-- DATASET CONTENT start --

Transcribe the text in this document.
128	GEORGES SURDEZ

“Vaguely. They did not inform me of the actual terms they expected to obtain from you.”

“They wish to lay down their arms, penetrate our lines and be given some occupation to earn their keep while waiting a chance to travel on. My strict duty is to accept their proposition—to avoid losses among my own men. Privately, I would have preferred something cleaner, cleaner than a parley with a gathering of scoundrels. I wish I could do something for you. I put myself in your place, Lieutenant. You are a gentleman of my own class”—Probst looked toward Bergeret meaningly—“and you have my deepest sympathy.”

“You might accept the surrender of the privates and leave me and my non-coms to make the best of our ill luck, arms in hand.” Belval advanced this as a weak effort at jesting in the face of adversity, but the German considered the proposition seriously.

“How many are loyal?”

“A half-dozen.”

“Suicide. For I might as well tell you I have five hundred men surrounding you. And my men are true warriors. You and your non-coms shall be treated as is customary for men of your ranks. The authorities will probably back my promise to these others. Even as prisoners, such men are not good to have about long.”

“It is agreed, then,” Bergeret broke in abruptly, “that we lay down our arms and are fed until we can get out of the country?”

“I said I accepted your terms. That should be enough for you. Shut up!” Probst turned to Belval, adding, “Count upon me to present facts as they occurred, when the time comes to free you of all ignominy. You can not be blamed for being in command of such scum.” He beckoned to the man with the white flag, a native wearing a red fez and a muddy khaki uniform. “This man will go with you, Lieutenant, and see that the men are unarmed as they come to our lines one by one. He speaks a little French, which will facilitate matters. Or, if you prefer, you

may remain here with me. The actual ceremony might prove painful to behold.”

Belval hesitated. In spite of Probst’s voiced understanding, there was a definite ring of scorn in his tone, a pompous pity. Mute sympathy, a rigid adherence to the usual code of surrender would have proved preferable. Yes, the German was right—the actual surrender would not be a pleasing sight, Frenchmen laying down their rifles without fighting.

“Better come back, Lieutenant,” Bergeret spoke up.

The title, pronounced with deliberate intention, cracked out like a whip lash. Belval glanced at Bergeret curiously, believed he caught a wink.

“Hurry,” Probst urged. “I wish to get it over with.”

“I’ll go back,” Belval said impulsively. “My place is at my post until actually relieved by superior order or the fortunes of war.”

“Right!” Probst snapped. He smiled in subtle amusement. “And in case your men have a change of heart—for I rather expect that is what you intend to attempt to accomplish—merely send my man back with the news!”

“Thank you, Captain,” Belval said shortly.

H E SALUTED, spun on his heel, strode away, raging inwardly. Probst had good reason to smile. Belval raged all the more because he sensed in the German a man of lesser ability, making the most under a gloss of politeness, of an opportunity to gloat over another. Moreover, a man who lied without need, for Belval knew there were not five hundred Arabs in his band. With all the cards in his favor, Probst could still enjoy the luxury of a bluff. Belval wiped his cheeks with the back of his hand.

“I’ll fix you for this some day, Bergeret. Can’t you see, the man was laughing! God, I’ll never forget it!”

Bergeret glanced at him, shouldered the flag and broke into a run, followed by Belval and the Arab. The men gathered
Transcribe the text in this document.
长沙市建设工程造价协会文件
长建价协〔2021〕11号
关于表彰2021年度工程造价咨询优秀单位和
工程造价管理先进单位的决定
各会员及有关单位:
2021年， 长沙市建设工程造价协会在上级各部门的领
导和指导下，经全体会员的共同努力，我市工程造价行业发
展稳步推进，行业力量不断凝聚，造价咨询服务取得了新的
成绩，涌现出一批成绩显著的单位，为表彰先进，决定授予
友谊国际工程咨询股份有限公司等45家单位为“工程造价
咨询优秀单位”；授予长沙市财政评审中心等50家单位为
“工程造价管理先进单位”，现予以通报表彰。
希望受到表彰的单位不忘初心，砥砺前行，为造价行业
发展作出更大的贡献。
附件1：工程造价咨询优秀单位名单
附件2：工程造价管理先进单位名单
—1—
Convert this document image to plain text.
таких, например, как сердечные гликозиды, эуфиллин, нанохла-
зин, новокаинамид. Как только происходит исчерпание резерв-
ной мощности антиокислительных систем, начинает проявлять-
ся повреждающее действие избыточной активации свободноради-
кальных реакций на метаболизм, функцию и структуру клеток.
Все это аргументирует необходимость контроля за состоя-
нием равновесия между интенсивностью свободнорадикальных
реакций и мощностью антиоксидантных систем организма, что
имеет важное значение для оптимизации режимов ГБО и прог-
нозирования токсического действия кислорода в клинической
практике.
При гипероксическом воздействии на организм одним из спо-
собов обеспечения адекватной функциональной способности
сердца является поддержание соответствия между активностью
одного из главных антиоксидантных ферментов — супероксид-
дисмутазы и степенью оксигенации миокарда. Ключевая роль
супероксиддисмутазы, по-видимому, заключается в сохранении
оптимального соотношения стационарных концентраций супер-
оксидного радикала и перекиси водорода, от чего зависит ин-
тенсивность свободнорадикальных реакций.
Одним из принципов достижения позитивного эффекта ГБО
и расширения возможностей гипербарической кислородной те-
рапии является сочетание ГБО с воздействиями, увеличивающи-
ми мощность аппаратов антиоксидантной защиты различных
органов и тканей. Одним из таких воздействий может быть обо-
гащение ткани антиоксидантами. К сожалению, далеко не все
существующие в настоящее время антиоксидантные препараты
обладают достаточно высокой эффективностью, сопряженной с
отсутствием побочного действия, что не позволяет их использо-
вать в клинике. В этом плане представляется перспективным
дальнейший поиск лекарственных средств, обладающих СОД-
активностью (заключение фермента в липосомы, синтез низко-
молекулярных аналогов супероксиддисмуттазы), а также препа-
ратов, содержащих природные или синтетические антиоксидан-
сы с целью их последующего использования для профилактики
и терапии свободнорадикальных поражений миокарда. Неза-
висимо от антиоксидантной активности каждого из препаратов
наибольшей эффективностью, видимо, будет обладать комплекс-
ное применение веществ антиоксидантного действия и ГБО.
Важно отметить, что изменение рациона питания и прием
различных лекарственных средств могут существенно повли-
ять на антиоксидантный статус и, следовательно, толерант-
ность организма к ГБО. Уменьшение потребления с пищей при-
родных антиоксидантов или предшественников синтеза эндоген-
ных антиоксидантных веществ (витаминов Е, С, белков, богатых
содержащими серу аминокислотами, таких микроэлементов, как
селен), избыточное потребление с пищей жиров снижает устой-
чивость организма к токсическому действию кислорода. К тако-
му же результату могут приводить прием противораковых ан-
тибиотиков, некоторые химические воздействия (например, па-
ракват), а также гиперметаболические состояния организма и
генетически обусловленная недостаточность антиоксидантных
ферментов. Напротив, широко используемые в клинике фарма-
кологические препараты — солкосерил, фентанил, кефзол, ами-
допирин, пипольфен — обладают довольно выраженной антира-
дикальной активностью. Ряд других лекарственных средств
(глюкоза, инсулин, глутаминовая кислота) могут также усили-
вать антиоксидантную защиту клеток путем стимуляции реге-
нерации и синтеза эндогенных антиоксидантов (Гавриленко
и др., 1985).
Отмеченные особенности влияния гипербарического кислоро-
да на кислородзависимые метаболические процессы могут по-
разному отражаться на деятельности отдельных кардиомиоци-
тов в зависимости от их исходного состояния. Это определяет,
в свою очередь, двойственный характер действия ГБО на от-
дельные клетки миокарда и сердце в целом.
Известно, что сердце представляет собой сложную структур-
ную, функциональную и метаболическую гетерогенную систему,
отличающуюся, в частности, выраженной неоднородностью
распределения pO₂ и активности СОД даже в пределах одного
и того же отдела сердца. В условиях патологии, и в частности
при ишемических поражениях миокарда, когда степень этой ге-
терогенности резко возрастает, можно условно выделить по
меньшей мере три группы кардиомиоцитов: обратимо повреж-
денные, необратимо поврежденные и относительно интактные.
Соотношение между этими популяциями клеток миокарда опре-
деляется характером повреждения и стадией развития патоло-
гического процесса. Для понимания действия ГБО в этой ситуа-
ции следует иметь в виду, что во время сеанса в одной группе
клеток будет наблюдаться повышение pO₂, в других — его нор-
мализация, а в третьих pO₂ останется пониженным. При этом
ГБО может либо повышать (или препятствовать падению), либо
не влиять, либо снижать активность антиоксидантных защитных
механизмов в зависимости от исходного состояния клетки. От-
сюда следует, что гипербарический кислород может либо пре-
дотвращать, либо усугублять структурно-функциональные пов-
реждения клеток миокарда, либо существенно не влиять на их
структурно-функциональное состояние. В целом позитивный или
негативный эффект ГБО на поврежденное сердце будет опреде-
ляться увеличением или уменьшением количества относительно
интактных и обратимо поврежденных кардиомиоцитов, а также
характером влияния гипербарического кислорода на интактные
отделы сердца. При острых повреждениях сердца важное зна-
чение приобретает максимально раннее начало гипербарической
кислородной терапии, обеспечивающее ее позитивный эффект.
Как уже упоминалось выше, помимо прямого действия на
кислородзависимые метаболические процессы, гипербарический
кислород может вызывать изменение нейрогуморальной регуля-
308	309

-- DATASET CONTENT end --

## WHAT TO WORK ON
Using the listing above, pick out each line that contains the word "таких", then copy it.

## EXPECTED ANSWER
таких, например, как сердечные гликозиды, эуфиллин, нанохла-
органов и тканей. Одним из таких воздействий может быть обо-
содержащими серу аминокислотами, таких микроэлементов, как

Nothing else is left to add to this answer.